Below are some records; repeat them all exactly, minus the pictures.

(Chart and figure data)

——

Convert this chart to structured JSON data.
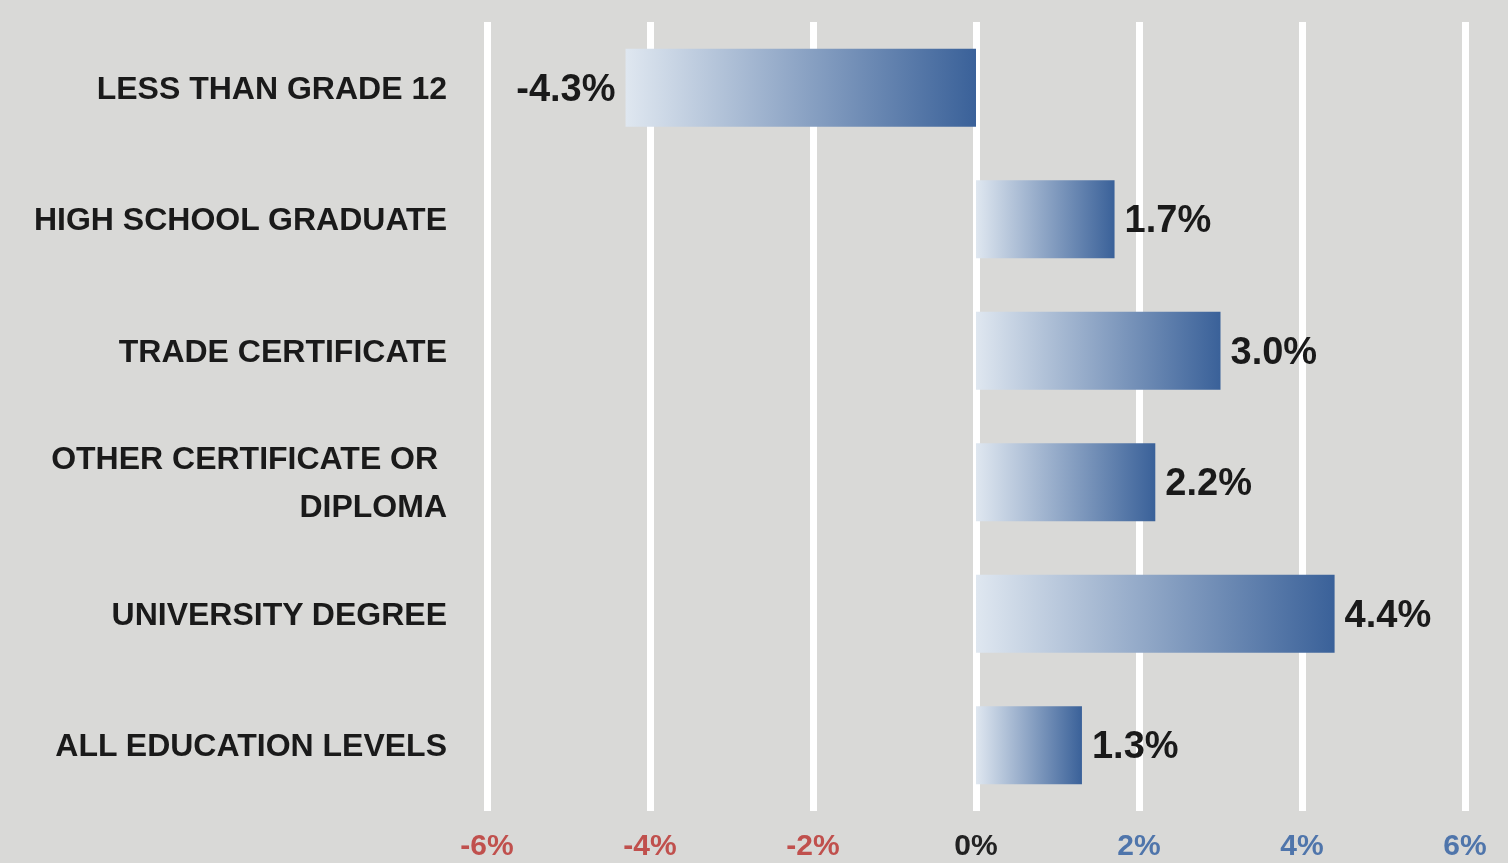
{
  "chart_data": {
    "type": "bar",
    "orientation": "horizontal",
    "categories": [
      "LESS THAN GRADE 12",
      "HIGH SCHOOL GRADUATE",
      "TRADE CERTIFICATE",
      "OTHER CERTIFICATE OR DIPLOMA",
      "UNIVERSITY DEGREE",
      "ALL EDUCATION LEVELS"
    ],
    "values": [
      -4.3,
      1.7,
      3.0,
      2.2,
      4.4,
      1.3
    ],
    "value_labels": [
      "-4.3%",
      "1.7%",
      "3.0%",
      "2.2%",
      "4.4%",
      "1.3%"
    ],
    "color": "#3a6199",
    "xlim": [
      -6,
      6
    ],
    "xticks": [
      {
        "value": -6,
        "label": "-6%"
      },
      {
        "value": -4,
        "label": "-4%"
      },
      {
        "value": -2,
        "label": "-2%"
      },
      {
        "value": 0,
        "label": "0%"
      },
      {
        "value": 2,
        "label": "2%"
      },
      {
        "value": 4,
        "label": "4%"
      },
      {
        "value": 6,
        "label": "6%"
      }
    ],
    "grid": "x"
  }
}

——

§ **EXERCISE ANSWER**:
Convert this chart to structured JSON data.
{
  "chart_data": {
    "type": "bar",
    "orientation": "horizontal",
    "categories": [
      "LESS THAN GRADE 12",
      "HIGH SCHOOL GRADUATE",
      "TRADE CERTIFICATE",
      "OTHER CERTIFICATE OR DIPLOMA",
      "UNIVERSITY DEGREE",
      "ALL EDUCATION LEVELS"
    ],
    "values": [
      -4.3,
      1.7,
      3.0,
      2.2,
      4.4,
      1.3
    ],
    "value_labels": [
      "-4.3%",
      "1.7%",
      "3.0%",
      "2.2%",
      "4.4%",
      "1.3%"
    ],
    "color": "#3a6199",
    "xlim": [
      -6,
      6
    ],
    "xticks": [
      {
        "value": -6,
        "label": "-6%"
      },
      {
        "value": -4,
        "label": "-4%"
      },
      {
        "value": -2,
        "label": "-2%"
      },
      {
        "value": 0,
        "label": "0%"
      },
      {
        "value": 2,
        "label": "2%"
      },
      {
        "value": 4,
        "label": "4%"
      },
      {
        "value": 6,
        "label": "6%"
      }
    ],
    "grid": "x"
  }
}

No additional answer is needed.